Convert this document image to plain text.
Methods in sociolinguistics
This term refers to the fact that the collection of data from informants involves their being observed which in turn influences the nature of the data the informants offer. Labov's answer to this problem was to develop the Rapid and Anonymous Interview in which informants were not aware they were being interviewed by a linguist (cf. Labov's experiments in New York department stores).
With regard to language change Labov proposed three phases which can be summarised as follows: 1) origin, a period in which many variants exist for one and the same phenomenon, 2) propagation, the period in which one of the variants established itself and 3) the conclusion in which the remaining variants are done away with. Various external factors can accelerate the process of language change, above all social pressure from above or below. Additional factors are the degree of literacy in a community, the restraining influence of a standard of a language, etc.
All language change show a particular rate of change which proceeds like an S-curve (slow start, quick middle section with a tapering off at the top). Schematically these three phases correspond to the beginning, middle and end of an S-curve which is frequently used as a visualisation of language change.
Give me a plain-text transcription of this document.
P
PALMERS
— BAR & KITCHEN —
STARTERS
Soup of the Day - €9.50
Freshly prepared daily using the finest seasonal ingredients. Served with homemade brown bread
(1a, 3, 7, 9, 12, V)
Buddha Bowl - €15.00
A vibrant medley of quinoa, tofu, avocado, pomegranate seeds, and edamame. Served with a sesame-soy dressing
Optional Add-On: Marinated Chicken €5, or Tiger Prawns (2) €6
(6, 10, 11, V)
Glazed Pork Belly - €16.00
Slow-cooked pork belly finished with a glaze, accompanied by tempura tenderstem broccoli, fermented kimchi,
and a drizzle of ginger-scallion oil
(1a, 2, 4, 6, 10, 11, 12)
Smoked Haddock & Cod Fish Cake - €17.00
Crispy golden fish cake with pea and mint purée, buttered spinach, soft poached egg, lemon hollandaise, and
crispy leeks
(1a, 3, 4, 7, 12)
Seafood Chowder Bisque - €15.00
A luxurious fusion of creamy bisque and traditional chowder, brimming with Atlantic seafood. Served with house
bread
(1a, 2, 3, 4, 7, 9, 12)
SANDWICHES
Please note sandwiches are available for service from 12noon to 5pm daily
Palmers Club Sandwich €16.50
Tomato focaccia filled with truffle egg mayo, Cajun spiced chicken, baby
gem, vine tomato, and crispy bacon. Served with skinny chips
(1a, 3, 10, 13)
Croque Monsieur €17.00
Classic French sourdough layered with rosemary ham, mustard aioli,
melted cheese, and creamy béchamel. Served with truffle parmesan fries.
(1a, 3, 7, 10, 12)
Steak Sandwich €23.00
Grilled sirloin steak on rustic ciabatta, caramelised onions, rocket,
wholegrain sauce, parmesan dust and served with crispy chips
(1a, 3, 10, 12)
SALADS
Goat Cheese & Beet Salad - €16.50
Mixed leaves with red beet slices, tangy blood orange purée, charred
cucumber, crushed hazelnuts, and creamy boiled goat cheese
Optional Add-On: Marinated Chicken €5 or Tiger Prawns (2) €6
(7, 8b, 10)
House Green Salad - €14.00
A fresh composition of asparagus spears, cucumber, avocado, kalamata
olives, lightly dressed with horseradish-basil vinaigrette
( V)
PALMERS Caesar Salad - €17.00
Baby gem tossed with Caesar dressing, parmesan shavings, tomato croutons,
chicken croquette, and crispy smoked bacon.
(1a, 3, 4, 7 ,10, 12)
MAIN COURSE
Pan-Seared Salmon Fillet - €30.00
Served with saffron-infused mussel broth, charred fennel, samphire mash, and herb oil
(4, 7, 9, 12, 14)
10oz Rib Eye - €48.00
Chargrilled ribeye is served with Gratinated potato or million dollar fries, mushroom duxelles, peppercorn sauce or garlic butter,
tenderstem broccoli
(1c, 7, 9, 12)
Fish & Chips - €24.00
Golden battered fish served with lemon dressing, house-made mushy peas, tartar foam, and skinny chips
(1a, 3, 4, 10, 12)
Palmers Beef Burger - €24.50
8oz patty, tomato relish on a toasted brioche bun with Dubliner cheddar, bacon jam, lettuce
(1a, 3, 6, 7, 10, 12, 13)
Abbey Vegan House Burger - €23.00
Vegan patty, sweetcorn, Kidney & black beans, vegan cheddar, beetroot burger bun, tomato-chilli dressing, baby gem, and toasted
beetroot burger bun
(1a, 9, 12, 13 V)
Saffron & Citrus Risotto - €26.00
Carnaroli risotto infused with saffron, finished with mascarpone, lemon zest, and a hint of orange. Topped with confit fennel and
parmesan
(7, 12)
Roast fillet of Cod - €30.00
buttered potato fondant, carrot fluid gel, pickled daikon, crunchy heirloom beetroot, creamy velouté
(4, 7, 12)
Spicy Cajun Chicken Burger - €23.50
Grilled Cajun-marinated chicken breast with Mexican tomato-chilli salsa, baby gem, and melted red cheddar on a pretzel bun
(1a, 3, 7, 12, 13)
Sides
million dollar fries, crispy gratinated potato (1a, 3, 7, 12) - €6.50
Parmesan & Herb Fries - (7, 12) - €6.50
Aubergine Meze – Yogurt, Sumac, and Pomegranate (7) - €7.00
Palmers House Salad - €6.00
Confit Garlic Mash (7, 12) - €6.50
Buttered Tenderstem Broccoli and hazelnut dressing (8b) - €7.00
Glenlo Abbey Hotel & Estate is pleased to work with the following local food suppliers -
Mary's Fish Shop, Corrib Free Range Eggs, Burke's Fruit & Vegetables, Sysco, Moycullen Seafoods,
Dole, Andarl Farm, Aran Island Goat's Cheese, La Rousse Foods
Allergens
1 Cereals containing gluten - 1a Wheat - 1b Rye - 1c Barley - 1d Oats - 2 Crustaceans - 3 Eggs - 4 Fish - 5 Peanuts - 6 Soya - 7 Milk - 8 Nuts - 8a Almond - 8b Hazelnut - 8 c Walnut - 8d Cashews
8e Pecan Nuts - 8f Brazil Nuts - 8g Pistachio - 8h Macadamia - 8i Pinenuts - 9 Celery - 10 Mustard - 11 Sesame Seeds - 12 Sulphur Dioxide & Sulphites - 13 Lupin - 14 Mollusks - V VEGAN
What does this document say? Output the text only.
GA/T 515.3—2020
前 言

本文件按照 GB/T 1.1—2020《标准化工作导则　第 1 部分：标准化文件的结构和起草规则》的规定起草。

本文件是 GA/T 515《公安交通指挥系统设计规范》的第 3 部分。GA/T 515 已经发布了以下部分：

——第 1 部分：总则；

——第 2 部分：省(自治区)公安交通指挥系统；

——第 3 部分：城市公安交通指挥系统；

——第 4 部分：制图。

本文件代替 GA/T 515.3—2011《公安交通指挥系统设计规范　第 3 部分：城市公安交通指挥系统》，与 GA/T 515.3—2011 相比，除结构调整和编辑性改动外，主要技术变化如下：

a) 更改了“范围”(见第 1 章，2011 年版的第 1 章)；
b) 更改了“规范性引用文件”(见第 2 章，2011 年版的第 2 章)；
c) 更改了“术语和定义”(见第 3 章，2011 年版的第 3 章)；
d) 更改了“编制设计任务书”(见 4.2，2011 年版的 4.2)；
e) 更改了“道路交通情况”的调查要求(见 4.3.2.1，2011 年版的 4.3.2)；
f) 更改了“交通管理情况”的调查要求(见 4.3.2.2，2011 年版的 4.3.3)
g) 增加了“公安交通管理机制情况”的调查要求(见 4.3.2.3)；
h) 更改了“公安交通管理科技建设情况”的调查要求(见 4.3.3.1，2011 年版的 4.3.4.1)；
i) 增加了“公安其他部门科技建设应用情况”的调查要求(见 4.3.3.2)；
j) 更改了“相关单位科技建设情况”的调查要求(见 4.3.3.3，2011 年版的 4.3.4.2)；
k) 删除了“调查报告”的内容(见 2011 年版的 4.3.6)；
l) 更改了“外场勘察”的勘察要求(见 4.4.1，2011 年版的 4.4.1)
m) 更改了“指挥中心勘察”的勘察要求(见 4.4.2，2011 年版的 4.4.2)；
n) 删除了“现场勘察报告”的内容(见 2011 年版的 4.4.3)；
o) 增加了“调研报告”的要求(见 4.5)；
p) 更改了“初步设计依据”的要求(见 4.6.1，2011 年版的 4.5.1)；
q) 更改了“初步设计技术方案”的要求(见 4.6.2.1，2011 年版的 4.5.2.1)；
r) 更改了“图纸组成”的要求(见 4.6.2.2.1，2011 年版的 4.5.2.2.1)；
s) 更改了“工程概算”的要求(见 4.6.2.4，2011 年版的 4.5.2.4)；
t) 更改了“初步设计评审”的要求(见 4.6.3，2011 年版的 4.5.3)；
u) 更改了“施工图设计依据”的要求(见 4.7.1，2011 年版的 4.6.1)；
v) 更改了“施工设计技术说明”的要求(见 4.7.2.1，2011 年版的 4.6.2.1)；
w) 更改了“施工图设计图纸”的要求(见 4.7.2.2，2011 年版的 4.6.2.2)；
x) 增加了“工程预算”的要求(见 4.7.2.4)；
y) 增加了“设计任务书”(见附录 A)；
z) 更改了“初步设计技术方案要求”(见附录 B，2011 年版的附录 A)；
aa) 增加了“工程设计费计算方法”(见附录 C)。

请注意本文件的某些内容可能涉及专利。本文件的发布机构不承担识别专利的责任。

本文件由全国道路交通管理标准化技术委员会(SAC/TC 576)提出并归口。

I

** STATED GOAL **
Filter the records, keeping only lines that contain "daily", and show those lines.

** WORKED ANSWER **
Freshly prepared daily using the finest seasonal ingredients. Served with homemade brown bread
Please note sandwiches are available for service from 12noon to 5pm daily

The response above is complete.